#### Record list ####

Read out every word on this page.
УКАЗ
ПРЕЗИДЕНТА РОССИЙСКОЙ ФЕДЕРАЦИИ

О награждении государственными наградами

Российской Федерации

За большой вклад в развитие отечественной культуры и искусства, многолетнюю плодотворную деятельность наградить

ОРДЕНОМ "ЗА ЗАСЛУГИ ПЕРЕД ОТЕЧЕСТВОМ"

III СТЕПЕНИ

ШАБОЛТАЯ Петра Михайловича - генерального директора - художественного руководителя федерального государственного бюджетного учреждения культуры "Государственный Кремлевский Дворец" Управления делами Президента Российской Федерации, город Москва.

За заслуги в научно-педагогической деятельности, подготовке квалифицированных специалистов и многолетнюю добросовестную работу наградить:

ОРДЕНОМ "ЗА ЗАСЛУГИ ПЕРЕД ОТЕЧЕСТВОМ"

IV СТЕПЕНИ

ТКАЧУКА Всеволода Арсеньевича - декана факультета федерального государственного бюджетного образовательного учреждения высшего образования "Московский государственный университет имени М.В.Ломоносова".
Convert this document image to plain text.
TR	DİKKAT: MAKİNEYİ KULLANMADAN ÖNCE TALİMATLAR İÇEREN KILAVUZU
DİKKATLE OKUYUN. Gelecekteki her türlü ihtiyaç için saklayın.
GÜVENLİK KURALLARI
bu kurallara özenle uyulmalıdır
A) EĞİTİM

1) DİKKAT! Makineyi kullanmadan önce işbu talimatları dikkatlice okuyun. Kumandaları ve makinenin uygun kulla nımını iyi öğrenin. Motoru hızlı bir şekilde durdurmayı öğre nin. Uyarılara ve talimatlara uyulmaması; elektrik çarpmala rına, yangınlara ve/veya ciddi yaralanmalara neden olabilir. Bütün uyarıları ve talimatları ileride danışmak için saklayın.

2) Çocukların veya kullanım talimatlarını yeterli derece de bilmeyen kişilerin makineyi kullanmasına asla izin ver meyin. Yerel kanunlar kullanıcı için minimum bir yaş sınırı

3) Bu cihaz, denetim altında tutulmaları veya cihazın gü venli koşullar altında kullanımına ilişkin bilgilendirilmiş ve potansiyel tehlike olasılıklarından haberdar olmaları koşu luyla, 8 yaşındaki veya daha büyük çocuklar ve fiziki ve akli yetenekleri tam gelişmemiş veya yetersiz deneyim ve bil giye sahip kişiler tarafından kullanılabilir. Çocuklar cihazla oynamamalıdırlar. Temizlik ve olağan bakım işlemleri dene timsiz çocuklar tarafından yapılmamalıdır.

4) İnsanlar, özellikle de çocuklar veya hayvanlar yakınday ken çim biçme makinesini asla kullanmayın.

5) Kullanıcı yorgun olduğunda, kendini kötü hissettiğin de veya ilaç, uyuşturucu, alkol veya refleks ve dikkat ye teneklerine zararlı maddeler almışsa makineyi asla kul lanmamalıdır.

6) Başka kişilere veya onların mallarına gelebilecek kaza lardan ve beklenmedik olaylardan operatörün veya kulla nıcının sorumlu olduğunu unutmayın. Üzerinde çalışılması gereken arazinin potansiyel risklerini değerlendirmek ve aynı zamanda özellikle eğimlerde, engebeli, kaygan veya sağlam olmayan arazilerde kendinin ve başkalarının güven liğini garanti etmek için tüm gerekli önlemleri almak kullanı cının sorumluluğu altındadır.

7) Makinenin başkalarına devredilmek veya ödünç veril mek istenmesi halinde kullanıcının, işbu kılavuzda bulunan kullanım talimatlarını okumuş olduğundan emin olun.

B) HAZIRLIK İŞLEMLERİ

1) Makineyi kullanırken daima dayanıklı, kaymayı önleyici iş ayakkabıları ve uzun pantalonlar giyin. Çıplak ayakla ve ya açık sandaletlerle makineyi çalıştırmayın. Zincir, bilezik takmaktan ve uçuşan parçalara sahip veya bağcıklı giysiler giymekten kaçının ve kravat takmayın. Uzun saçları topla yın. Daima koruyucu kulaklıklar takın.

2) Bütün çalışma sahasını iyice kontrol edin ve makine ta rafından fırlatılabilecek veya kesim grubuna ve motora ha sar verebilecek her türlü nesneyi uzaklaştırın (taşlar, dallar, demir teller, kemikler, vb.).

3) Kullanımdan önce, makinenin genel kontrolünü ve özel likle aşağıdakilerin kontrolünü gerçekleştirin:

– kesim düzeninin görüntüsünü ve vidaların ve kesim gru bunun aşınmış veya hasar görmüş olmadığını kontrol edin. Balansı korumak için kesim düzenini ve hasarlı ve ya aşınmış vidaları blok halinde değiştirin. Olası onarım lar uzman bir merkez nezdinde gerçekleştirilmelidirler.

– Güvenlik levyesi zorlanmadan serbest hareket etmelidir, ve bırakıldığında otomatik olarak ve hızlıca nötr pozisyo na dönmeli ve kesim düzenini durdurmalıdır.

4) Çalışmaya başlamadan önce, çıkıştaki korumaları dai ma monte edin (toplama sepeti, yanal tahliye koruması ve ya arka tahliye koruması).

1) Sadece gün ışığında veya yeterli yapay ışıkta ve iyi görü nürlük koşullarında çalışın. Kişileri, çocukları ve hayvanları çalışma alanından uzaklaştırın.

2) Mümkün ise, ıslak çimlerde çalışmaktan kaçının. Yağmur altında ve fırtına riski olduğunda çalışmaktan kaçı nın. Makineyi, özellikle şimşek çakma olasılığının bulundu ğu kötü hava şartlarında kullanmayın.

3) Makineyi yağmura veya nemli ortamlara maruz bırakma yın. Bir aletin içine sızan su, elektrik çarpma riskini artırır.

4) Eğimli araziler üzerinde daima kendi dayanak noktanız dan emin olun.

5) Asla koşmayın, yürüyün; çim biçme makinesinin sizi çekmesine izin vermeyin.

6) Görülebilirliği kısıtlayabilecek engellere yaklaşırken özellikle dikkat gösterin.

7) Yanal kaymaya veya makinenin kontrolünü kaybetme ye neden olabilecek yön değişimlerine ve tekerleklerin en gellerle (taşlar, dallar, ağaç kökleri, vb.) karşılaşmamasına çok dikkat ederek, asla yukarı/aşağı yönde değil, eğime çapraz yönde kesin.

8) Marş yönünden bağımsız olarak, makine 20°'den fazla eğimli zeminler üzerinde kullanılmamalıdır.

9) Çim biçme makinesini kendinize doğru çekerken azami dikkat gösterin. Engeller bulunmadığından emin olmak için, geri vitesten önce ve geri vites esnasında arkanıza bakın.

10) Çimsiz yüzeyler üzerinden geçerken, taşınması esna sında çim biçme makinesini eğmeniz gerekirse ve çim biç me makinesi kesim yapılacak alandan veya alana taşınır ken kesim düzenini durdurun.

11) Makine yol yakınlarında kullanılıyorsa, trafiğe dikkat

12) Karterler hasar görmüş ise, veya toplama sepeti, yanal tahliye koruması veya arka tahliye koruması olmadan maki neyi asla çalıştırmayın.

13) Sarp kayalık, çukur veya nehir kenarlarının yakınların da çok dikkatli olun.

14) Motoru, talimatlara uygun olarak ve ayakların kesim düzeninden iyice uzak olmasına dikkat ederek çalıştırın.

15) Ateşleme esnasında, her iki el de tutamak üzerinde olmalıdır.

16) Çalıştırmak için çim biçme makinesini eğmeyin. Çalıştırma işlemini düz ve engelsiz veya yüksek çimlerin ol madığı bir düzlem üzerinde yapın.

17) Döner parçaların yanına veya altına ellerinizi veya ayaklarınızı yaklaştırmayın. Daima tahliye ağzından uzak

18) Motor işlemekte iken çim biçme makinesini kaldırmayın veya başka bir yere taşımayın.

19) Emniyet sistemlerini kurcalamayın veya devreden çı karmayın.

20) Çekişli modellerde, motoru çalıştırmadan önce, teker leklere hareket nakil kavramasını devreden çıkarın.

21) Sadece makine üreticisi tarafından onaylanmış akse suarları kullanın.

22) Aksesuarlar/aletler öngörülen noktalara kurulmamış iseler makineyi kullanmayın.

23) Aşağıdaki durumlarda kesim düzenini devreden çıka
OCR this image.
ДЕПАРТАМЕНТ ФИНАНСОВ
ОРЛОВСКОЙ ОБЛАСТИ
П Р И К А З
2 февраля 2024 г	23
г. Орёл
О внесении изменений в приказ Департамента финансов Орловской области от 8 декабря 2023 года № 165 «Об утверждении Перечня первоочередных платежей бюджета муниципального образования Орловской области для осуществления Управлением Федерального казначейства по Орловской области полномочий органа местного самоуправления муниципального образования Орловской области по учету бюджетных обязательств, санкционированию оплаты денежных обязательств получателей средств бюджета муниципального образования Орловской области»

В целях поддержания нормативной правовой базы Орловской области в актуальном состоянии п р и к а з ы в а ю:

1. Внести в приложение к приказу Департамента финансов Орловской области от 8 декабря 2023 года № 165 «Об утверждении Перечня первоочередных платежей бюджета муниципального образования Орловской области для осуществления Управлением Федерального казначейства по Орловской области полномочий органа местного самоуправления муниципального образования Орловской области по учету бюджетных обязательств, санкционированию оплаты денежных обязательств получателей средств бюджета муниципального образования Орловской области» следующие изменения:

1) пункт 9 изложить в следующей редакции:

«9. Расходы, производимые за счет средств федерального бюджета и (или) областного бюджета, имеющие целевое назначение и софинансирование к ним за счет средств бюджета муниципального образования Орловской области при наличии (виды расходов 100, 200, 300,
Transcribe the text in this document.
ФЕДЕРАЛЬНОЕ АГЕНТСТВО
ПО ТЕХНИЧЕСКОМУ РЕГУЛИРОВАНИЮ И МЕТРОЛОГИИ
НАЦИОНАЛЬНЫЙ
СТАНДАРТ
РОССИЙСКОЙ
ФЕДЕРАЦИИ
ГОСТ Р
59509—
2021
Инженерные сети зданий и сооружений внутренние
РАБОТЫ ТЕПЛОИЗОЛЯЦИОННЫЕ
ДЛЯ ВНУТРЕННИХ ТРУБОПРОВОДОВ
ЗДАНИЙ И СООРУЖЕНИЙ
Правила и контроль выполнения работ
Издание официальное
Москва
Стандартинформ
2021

####

Written exercise: List every line above that contains the word "türlü".

Response:
DİKKATLE OKUYUN. Gelecekteki her türlü ihtiyaç için saklayın.
2) Bütün çalışma sahasını iyice kontrol edin ve makine ta rafından fırlatılabilecek veya kesim grubuna ve motora ha sar verebilecek her türlü nesneyi uzaklaştırın (taşlar, dallar, demir teller, kemikler, vb.).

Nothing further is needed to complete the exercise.